Required work: Whenever a line contains the string "Kali", copy it out of the entries.

Input records:
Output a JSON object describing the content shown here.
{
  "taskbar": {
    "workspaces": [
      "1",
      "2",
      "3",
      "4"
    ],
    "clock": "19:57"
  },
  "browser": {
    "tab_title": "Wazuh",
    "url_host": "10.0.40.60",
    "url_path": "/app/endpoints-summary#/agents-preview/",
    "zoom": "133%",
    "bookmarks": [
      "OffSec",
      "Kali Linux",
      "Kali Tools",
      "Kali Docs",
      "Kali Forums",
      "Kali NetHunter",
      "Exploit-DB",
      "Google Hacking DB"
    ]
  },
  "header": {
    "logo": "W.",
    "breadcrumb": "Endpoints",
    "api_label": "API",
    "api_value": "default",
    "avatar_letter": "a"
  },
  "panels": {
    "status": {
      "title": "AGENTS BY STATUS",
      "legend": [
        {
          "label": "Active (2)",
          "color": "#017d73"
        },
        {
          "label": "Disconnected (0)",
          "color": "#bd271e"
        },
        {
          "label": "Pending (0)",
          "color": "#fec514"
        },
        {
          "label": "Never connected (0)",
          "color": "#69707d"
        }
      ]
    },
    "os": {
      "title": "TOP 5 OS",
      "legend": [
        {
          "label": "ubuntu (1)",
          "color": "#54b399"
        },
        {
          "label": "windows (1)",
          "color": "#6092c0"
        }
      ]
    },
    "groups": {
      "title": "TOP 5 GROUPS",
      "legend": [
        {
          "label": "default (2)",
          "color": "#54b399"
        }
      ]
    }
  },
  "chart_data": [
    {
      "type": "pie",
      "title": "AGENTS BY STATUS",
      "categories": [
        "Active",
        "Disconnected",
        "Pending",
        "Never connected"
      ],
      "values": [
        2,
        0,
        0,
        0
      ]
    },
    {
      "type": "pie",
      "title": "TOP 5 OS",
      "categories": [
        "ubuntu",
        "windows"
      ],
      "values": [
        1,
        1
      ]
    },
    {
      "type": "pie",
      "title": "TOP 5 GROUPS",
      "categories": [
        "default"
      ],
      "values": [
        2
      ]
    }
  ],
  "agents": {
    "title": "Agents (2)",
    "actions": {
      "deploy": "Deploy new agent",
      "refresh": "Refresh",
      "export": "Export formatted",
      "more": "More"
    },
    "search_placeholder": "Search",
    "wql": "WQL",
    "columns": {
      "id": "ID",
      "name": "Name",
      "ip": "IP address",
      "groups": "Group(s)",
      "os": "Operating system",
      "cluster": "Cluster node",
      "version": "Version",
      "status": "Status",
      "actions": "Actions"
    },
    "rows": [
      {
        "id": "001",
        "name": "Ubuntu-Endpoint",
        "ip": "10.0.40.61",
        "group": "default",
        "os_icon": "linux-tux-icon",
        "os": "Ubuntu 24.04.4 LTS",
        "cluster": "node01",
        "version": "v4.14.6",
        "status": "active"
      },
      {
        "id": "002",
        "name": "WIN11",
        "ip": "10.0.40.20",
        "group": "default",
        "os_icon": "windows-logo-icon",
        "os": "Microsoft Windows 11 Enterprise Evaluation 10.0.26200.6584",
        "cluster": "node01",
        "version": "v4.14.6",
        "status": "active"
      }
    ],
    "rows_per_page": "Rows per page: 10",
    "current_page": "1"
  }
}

Finished exercise:
      "Kali Linux",
      "Kali Tools",
      "Kali Docs",
      "Kali Forums",
      "Kali NetHunter",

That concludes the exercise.